START Record list

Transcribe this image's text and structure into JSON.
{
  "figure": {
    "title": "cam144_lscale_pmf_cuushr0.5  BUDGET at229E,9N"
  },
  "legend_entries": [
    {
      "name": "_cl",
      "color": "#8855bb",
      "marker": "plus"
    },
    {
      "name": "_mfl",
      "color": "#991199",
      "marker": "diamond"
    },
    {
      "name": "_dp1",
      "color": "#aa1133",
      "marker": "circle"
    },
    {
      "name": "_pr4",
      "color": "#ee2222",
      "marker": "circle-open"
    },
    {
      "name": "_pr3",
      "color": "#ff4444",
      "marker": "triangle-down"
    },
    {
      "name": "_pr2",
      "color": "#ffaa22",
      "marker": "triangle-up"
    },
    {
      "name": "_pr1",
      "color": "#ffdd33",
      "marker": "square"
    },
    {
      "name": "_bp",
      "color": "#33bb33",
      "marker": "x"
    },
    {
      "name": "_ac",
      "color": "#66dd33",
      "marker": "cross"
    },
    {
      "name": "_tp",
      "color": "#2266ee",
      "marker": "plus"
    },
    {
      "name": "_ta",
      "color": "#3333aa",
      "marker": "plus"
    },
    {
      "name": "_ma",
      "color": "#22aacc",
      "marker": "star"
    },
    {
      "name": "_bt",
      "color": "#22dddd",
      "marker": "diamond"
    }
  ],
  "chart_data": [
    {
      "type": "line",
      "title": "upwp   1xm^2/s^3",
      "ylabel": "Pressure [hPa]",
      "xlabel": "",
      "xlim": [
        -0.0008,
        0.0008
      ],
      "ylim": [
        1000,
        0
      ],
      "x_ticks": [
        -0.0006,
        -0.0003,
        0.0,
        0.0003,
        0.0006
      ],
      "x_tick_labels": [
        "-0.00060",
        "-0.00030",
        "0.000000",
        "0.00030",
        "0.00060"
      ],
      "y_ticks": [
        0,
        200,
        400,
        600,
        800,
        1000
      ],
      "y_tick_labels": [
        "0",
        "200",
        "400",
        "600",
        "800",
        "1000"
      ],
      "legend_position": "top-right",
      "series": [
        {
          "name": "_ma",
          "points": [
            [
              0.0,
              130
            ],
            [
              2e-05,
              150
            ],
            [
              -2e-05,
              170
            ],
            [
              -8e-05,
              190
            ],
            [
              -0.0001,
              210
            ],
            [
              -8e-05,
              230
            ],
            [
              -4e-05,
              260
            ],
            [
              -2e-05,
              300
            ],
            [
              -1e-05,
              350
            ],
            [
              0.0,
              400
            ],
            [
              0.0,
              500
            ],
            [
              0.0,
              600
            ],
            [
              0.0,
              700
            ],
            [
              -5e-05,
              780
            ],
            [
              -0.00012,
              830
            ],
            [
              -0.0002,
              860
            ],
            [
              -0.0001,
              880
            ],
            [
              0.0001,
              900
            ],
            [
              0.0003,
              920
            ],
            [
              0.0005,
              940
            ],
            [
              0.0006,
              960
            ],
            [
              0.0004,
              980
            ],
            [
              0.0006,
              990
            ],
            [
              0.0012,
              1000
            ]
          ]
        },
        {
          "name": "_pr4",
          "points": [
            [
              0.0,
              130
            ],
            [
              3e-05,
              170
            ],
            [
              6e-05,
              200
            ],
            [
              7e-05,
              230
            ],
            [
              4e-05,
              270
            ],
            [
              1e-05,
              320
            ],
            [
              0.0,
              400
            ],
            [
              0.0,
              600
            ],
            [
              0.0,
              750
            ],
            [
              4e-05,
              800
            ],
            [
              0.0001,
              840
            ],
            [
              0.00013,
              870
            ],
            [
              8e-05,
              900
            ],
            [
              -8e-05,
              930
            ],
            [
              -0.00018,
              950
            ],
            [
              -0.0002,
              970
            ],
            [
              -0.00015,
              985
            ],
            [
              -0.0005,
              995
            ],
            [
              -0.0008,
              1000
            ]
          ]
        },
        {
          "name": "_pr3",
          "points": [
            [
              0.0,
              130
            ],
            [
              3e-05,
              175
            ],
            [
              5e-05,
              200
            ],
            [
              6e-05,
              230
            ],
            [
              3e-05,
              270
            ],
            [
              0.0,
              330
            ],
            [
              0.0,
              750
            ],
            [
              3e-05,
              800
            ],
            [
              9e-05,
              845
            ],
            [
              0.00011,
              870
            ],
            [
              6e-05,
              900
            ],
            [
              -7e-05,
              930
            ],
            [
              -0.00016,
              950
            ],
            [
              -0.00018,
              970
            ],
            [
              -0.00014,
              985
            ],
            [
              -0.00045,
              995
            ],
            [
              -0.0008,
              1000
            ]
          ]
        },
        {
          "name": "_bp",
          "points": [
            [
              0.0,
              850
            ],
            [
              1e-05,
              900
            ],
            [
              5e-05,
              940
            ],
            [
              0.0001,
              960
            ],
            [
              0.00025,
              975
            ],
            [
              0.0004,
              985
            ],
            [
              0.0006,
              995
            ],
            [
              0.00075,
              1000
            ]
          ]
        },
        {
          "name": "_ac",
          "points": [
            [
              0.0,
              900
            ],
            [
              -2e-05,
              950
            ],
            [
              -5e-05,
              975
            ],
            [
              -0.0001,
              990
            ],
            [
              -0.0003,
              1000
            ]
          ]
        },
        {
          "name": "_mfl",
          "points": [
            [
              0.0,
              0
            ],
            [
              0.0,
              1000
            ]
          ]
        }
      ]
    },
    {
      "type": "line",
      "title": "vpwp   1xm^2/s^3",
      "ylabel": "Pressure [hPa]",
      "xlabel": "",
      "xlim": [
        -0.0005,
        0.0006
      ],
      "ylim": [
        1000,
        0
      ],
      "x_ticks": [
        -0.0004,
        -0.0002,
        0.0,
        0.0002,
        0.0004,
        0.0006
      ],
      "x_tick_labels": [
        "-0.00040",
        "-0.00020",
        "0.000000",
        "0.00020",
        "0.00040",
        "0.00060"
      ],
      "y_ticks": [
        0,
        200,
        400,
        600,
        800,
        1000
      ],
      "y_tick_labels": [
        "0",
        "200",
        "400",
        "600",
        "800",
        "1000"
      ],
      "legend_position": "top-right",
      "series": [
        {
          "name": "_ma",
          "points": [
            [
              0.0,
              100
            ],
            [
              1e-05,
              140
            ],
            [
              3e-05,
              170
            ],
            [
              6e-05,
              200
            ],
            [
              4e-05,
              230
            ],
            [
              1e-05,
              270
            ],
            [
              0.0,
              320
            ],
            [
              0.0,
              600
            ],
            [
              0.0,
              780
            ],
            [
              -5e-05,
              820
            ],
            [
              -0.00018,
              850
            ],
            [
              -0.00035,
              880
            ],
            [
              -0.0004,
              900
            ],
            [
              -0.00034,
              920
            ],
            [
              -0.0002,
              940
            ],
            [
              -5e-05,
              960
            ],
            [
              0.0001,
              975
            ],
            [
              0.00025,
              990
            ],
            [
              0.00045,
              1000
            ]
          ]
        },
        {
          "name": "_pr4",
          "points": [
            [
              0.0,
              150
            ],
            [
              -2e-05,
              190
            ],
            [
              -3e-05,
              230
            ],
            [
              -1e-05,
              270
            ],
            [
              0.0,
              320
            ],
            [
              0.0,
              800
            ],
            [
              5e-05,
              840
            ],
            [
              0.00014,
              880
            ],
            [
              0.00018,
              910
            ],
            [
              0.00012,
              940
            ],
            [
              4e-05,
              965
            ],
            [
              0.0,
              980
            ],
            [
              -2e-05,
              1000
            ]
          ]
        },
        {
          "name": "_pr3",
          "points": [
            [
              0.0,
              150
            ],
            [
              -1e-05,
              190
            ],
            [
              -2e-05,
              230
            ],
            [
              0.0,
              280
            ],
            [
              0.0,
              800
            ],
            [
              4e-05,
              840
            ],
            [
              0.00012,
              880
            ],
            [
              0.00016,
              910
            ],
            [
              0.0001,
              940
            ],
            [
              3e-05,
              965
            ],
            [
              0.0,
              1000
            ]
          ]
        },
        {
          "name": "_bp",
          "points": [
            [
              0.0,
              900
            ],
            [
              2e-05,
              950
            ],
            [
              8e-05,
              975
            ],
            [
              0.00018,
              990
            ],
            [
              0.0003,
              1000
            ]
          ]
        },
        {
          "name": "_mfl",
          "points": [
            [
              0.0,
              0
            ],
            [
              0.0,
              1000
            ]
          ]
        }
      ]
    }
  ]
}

END Record list

What you have to do
From the listing above, find the number of lines with the word "title" in them. Answer with the number only.

Answer for the task
3